(Collected data entries)
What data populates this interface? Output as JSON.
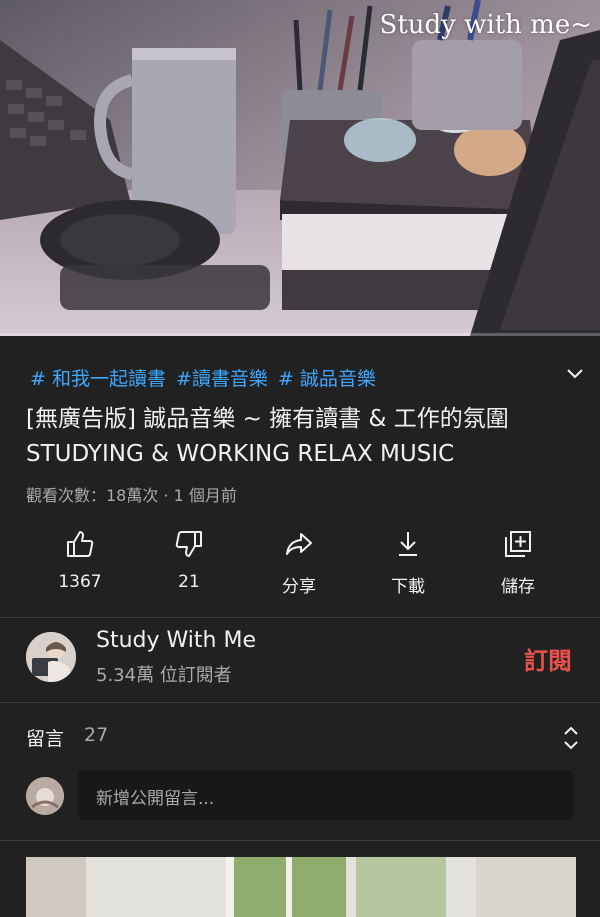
{
  "video": {
    "overlay_title": "Study with me~",
    "progress": 0.0
  },
  "hashtags": [
    "# 和我一起讀書",
    "#讀書音樂",
    "# 誠品音樂"
  ],
  "title": "[無廣告版] 誠品音樂 ~ 擁有讀書 & 工作的氛圍  STUDYING & WORKING RELAX MUSIC",
  "meta": "觀看次數：18萬次 · 1 個月前",
  "actions": {
    "like": "1367",
    "dislike": "21",
    "share": "分享",
    "download": "下載",
    "save": "儲存"
  },
  "channel": {
    "name": "Study With Me",
    "subscribers": "5.34萬 位訂閱者",
    "subscribe_label": "訂閱"
  },
  "comments": {
    "label": "留言",
    "count": "27",
    "placeholder": "新增公開留言..."
  },
  "colors": {
    "background": "#212121",
    "hashtag": "#3ea6ff",
    "subscribe": "#e9524a",
    "progress": "#ff0000"
  },
  "icons": [
    "thumb-up-icon",
    "thumb-down-icon",
    "share-icon",
    "download-icon",
    "save-playlist-icon",
    "chevron-down-icon",
    "sort-toggle-icon"
  ]
}
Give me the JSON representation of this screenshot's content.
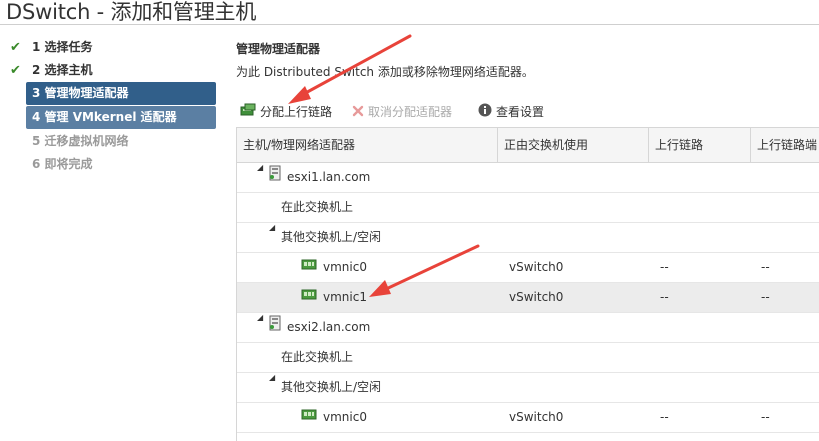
{
  "window": {
    "title": "DSwitch - 添加和管理主机"
  },
  "steps": [
    {
      "label": "1 选择任务",
      "done": true
    },
    {
      "label": "2 选择主机",
      "done": true
    },
    {
      "label": "3 管理物理适配器",
      "state": "active"
    },
    {
      "label": "4 管理 VMkernel 适配器",
      "state": "next"
    },
    {
      "label": "5 迁移虚拟机网络",
      "state": "disabled"
    },
    {
      "label": "6 即将完成",
      "state": "disabled"
    }
  ],
  "section": {
    "title": "管理物理适配器",
    "description": "为此 Distributed Switch 添加或移除物理网络适配器。"
  },
  "toolbar": {
    "assign_uplink": "分配上行链路",
    "unassign_adapter": "取消分配适配器",
    "view_settings": "查看设置"
  },
  "table": {
    "columns": [
      "主机/物理网络适配器",
      "正由交换机使用",
      "上行链路",
      "上行链路端"
    ],
    "rows": [
      {
        "type": "host",
        "label": "esxi1.lan.com"
      },
      {
        "type": "group",
        "label": "在此交换机上"
      },
      {
        "type": "group-expand",
        "label": "其他交换机上/空闲"
      },
      {
        "type": "nic",
        "label": "vmnic0",
        "switch": "vSwitch0",
        "uplink": "--",
        "uplink_port": "--"
      },
      {
        "type": "nic",
        "label": "vmnic1",
        "switch": "vSwitch0",
        "uplink": "--",
        "uplink_port": "--",
        "selected": true
      },
      {
        "type": "host",
        "label": "esxi2.lan.com"
      },
      {
        "type": "group",
        "label": "在此交换机上"
      },
      {
        "type": "group-expand",
        "label": "其他交换机上/空闲"
      },
      {
        "type": "nic",
        "label": "vmnic0",
        "switch": "vSwitch0",
        "uplink": "--",
        "uplink_port": "--"
      }
    ]
  },
  "colors": {
    "active_step": "#315f8a",
    "next_step": "#5b7fa3",
    "check": "#3a8a2a",
    "annotation_arrow": "#e8433a"
  }
}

WHAT NEEDS TO BE DONE: Using the entries above, tally how many lines have the word "state" in them; write the number and nothing more.

EXERCISE OUTPUT: 4